* _TASK TO COMPLETE_: Every line that holds "more" should be shown.
-- START EXTRACTED ENTRIES --
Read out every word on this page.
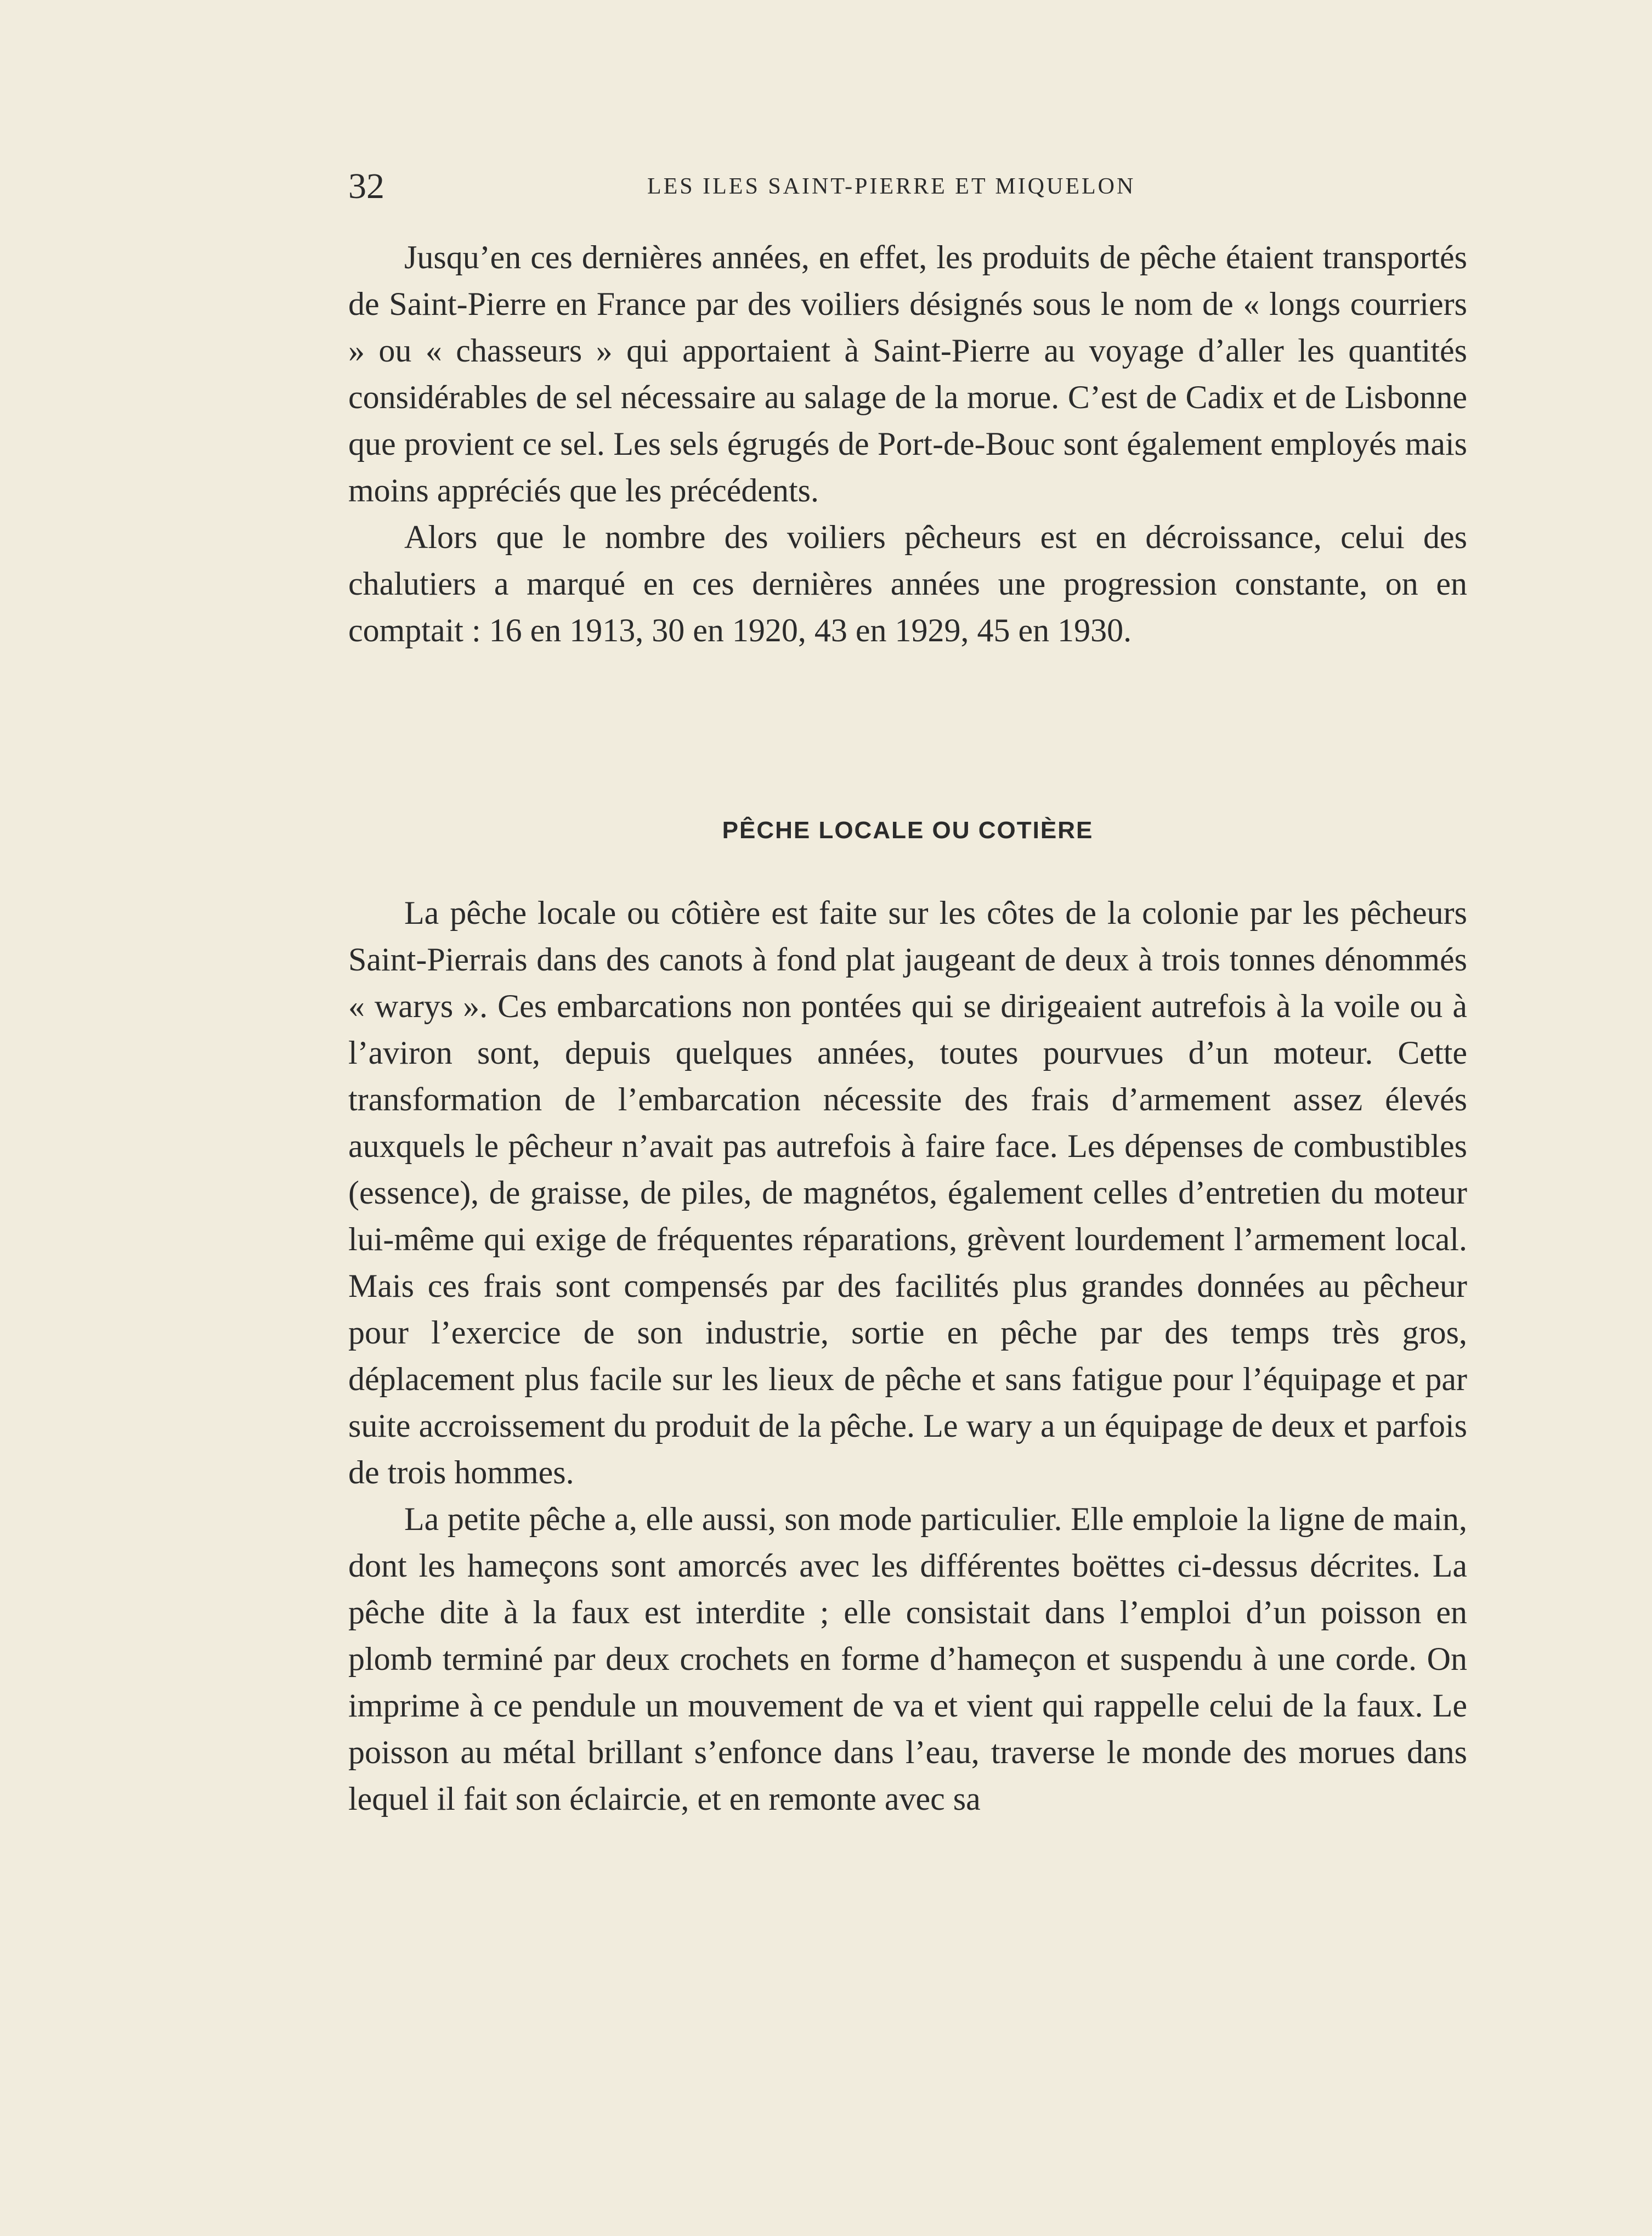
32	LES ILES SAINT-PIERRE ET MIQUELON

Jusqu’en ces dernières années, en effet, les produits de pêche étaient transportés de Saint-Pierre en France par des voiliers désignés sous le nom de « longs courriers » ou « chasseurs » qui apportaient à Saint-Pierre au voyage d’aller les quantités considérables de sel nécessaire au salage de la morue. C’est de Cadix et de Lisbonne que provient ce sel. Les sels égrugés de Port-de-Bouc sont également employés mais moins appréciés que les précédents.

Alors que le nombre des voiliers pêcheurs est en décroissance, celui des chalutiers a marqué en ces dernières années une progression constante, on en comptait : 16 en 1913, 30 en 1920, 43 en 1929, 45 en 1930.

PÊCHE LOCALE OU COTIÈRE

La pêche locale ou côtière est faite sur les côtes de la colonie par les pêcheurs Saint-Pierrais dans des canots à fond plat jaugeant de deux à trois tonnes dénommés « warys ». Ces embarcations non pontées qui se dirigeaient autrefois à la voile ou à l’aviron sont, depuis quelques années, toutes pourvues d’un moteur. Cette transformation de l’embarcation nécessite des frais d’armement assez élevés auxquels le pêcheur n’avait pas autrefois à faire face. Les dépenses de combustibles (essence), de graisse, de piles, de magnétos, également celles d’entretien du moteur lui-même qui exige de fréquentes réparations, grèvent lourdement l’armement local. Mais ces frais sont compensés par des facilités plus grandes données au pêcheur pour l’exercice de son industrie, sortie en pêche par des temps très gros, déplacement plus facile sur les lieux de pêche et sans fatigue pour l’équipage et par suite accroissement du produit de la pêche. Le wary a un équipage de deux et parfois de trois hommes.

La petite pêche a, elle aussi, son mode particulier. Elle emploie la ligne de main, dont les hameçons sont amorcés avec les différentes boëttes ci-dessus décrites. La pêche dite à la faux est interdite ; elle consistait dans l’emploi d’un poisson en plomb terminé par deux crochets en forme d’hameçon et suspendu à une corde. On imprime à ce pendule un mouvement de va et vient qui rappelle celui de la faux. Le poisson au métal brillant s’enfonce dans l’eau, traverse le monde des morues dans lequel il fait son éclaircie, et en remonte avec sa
-- END EXTRACTED ENTRIES --
-- START EXTRACTED ENTRIES --
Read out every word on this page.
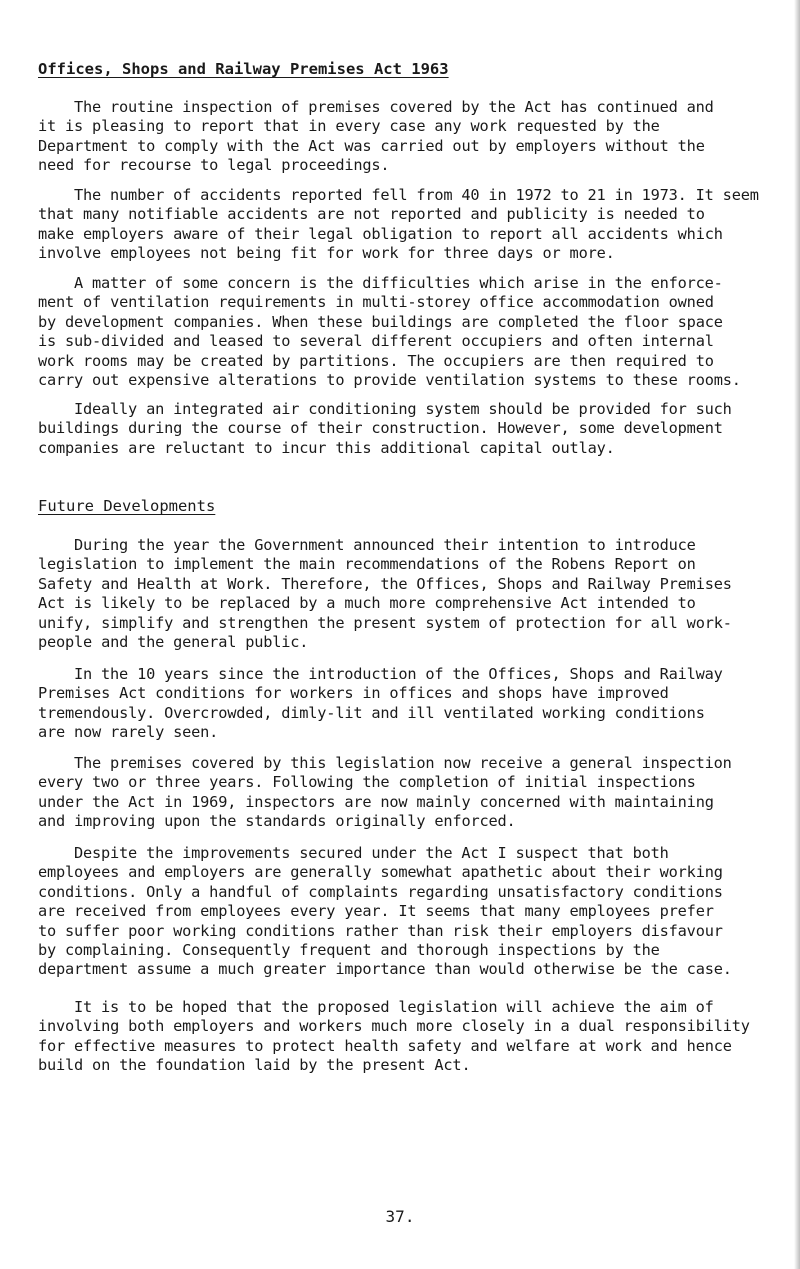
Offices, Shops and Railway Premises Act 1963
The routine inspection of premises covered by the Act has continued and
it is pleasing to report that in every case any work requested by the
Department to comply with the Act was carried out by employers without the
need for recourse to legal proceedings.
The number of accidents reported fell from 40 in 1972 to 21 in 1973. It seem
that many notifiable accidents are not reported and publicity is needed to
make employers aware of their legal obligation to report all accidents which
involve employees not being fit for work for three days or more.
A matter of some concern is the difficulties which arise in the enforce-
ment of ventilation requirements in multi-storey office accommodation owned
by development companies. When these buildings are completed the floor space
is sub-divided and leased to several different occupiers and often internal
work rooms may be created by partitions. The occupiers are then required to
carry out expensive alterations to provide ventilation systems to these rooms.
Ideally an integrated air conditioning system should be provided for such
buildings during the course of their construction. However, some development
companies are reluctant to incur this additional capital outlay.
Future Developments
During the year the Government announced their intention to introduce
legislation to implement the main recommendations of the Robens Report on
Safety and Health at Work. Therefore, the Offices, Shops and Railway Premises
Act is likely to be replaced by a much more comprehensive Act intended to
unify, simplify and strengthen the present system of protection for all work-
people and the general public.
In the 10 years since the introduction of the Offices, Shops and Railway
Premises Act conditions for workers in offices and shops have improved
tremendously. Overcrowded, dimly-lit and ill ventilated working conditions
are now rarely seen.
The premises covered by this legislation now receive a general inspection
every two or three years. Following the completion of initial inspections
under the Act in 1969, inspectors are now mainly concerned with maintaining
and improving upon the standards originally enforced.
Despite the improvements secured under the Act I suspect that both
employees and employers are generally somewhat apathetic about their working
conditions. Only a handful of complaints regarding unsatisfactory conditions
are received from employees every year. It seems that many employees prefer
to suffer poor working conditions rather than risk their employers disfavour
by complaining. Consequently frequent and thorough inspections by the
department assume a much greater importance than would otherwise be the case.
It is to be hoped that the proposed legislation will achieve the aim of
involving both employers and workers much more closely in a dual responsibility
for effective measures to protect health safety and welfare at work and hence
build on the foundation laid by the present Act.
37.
-- END EXTRACTED ENTRIES --
-- START EXTRACTED ENTRIES --
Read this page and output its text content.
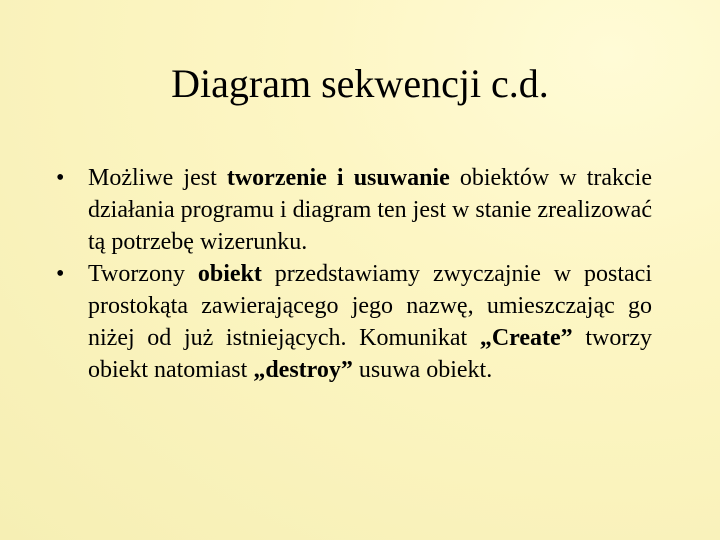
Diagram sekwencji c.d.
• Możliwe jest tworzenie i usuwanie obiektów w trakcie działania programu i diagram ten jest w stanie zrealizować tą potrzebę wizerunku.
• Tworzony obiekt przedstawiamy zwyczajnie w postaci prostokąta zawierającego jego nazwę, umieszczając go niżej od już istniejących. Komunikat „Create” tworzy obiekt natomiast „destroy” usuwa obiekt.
-- END EXTRACTED ENTRIES --
* _CORRECT RESPONSE_:
involve employees not being fit for work for three days or more.
Act is likely to be replaced by a much more comprehensive Act intended to
involving both employers and workers much more closely in a dual responsibility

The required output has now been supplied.